_问题与任务_:
A. 在这篇关于findNthDigit解题的文章中，作者解这道题花了较长时间，原因是什么？
B. 请从末尾接着续写这篇关于findNthDigit解题的文章。

这道题一开始没看明白是什么意思,后来看明白了之后,做出来了,但是花的时间比较长,原因在于,有几个本应当设置为long类型的变量,设置成了int。
但是答案的代码,非常简洁。
我的代码
public int findNthDigit(int n) {
//0-9 9 10
//10-99 2*90 190
//100-999 3*900 2890
//1000-9999 4*9000 38890
//10000-99999 5*90000 488890
//100000-999999 6*900000 5888890
//1000000-9999999 7*9000000 68888890
long pre_num = 10;
int digit = 2;
long fi_num = 90;
int result = -1;
int oringin_n = n;
if(n>=10){
n-=9;
pre_num = digit*fi_num;
}else{
result = n;
}
//n==999999991
//pre_num==180;
while(result == -1){
if(n>pre_num){
n -= pre_num;
digit++;
fi_num *= 10;
pre_num = digit*fi_num;
//n==999999811
//digit = 3
//fi_num = 900
//pre_num== 2700
//n 999997111
//4
//9000
//36000
//999961111
//5
//90000
//450000
//999511111
//6
//900000
//5400000
//994111111
//7
//9000000
//63000000
//931111111
//8
//90000000
//720000000
//211111111
//9
//900000000
//8100000000
}else{
int start_num = 1;
for(int count = 1;count<digit;count++){
start_num *=10;
}
int target_num = start_num + (n-1)/digit;
int target_digit = (n-1)%digit;
for(int count = 0;count<=target_digit;count++){
result = target_num/start_num;
int reduce_num = result* start_num;
target_num-=reduce_num;
start_num/=10;
}
}
}
return result;
}class Solution {
public int findNthDigit(int n) {
int digit = 1;
long start = 1;
long count = 9;
while (n > count) { // 1.

边界框预测数据
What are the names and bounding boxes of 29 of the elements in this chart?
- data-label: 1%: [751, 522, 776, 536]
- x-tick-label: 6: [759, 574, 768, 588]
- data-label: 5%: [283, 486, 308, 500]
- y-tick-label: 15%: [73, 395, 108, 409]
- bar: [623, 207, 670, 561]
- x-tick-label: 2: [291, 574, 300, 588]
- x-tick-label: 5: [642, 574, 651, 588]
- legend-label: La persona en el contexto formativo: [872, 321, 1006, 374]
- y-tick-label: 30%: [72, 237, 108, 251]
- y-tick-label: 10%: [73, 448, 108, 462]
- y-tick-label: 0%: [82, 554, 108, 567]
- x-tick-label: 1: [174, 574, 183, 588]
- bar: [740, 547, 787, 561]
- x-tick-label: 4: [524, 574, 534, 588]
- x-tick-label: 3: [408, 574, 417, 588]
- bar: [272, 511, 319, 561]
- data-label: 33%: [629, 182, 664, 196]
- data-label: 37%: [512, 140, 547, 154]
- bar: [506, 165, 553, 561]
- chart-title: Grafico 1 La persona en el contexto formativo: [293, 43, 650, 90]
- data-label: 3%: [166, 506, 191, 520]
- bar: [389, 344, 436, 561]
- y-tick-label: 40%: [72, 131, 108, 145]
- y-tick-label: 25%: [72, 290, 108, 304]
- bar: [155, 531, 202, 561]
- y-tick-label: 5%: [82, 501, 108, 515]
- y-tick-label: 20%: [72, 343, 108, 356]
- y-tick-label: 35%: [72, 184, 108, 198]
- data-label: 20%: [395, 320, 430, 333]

_练习答案_:
A. 有几个本应设置为long类型的变量被设置成了int。

B.
n -= count;
digit += 1;
start *= 10;
count = digit * start * 9;
}
long num = start + (n - 1) / digit; // 2.
return Long.toString(num).charAt((n - 1) % digit) - '0'; // 3.
}
}
作者:jyd
链接:https://leetcode-cn.com/problems/shu-zi-xu-lie-zhong-mou-yi-wei-de-shu-zi-lcof/solution/mian-shi-ti-44-shu-zi-xu-lie-zhong-mou-yi-wei-de-6/
来源:力扣(LeetCode)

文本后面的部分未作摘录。